**** Entries supplied

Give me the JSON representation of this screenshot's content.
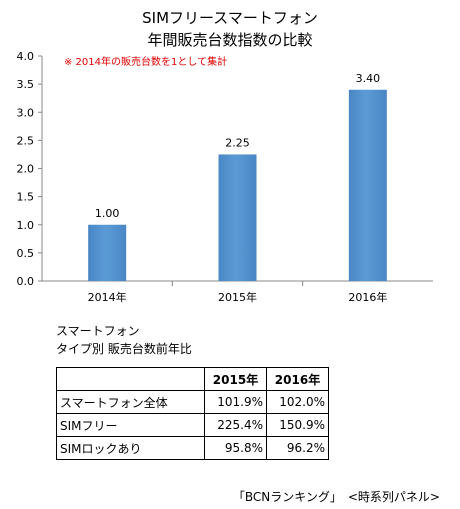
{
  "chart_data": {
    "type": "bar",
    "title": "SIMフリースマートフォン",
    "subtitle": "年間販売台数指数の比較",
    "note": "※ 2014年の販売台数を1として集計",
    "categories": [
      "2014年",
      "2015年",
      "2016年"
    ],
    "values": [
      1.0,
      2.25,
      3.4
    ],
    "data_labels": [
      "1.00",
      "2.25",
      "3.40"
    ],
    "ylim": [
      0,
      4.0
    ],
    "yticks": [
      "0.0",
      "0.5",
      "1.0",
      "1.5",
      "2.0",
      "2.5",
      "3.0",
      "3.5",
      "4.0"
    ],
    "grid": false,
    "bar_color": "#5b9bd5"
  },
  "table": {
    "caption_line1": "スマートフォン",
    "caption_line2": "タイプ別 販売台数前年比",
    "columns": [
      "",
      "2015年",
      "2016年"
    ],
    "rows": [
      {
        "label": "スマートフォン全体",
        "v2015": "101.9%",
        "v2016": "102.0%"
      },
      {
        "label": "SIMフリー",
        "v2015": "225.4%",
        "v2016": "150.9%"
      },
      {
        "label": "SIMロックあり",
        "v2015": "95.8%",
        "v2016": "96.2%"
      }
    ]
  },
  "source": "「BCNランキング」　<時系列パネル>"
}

********
**** Entries supplied

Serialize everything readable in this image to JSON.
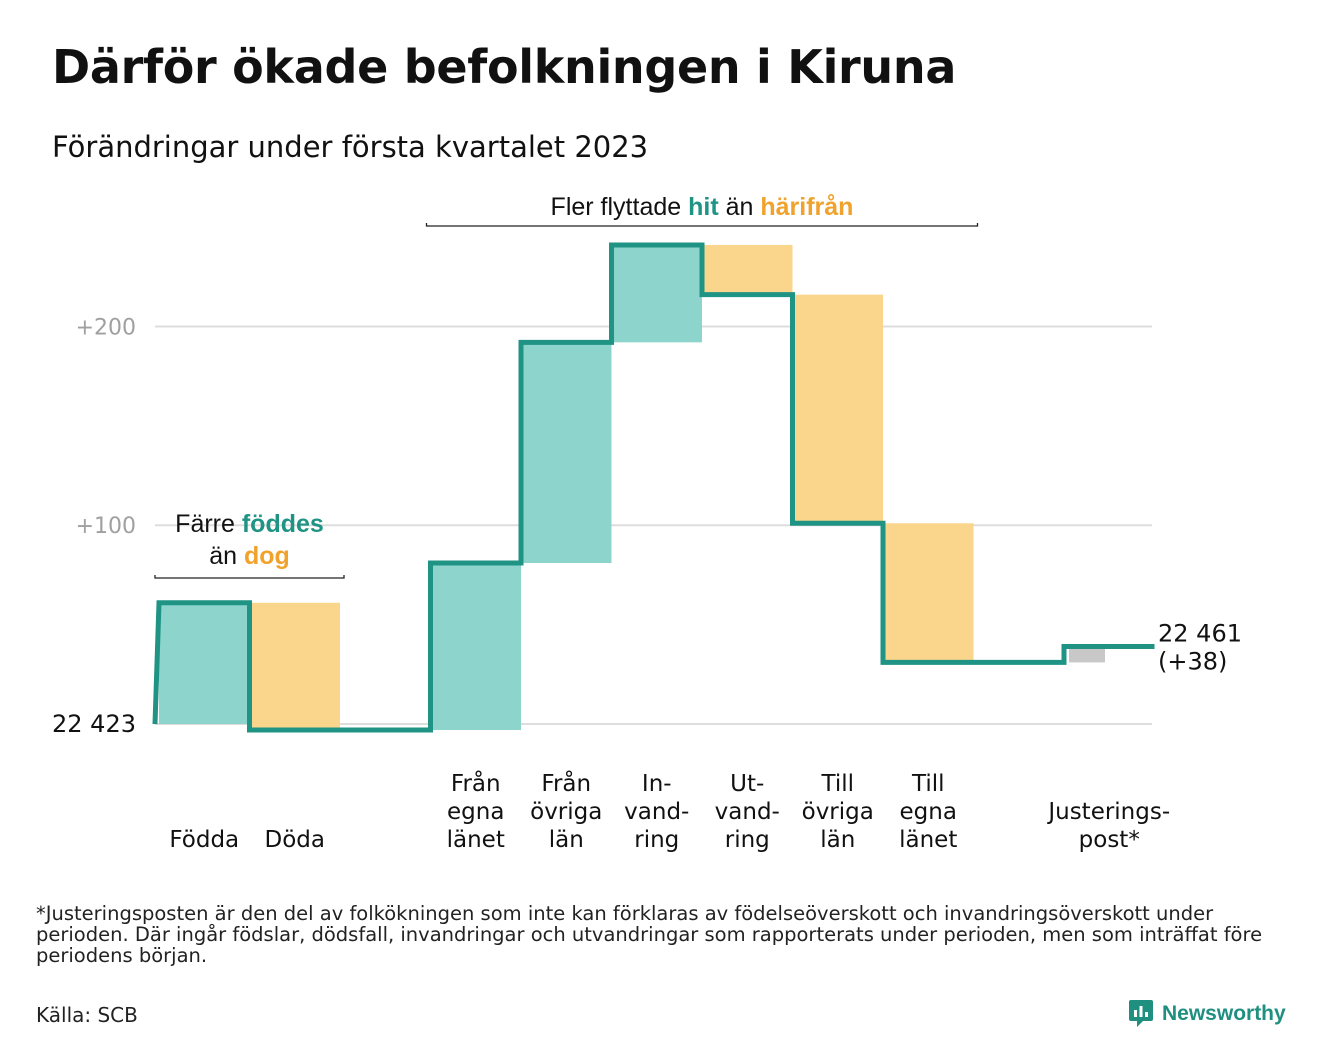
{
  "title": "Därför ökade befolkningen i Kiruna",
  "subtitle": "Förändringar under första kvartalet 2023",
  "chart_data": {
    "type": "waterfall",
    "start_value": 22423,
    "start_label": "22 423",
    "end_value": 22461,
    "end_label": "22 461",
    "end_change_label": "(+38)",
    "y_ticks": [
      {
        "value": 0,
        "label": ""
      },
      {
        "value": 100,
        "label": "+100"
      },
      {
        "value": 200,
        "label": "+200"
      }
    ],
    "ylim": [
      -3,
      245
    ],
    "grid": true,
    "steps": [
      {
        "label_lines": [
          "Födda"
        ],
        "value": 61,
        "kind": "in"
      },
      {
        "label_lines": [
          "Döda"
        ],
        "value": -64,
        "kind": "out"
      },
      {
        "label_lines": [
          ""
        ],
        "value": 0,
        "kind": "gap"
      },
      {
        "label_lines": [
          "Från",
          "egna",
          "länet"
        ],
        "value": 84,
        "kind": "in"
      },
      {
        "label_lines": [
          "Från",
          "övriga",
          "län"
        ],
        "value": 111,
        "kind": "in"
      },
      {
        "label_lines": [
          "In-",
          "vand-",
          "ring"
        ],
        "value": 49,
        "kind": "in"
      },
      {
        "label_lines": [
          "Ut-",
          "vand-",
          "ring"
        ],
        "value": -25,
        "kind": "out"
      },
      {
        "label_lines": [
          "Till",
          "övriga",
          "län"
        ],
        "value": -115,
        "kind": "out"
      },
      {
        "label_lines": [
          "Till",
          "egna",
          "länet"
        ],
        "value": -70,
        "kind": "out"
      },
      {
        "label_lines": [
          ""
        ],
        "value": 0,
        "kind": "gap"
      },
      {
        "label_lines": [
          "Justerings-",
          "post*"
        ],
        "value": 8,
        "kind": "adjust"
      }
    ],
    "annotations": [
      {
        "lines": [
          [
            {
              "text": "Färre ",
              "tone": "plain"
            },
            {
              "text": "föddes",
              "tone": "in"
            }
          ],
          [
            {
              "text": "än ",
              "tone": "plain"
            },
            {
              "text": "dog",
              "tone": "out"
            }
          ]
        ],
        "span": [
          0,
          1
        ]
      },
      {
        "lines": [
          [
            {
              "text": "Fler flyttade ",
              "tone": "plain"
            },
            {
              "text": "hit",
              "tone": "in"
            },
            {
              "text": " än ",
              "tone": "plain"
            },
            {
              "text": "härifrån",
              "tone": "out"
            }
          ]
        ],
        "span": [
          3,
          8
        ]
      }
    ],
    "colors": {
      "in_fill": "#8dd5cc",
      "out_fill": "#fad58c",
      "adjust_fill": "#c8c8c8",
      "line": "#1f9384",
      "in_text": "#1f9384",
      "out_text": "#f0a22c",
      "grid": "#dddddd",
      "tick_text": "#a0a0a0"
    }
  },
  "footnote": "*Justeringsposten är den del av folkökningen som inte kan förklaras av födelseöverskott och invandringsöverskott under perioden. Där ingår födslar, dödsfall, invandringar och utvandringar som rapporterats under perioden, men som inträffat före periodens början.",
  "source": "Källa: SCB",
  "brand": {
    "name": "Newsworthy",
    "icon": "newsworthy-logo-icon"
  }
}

********
**** Entries supplied

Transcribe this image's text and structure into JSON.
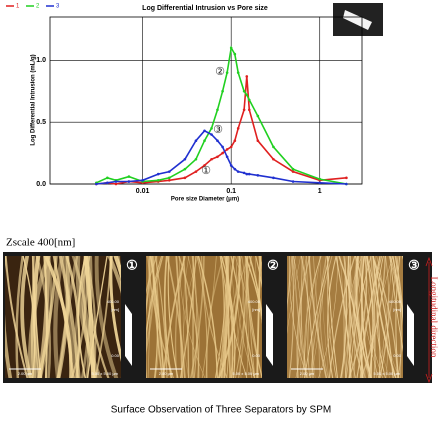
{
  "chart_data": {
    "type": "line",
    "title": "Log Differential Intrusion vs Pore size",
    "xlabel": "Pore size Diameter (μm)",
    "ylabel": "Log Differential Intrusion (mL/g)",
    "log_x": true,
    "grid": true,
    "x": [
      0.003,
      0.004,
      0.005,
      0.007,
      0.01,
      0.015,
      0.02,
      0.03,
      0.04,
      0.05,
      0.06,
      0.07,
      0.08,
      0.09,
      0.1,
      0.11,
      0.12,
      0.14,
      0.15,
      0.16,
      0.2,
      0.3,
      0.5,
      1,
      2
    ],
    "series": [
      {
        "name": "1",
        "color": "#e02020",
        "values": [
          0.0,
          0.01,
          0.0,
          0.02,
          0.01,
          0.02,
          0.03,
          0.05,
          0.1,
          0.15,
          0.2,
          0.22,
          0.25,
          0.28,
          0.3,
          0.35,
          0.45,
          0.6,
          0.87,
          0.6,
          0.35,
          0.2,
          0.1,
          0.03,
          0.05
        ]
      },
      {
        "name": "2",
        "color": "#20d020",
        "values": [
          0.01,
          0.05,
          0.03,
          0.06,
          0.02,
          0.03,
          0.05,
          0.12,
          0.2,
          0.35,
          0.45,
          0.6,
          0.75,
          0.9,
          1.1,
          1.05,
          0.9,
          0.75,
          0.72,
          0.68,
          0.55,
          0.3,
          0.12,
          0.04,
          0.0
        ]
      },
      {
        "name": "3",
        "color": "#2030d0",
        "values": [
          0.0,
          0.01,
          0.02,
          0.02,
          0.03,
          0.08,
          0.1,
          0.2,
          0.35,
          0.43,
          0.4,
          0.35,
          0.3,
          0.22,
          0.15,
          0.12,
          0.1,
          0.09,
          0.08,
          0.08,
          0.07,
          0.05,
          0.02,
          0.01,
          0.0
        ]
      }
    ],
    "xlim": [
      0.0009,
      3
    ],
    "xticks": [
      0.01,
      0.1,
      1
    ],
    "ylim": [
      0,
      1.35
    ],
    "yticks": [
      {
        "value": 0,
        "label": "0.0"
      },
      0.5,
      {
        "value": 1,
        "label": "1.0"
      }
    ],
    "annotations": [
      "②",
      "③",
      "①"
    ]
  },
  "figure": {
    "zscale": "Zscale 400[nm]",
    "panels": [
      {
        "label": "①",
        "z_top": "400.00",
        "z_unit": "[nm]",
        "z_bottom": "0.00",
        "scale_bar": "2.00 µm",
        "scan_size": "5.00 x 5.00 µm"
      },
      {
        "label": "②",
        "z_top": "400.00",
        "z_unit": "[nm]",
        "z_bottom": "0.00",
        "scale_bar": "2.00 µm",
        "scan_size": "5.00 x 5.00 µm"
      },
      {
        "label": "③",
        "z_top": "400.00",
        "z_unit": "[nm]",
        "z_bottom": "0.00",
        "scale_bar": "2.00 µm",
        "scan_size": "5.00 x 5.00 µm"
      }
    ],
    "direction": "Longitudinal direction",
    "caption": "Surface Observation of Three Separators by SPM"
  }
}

********

Count the lines of the data that contain the string "under", and reply with that number alone.

2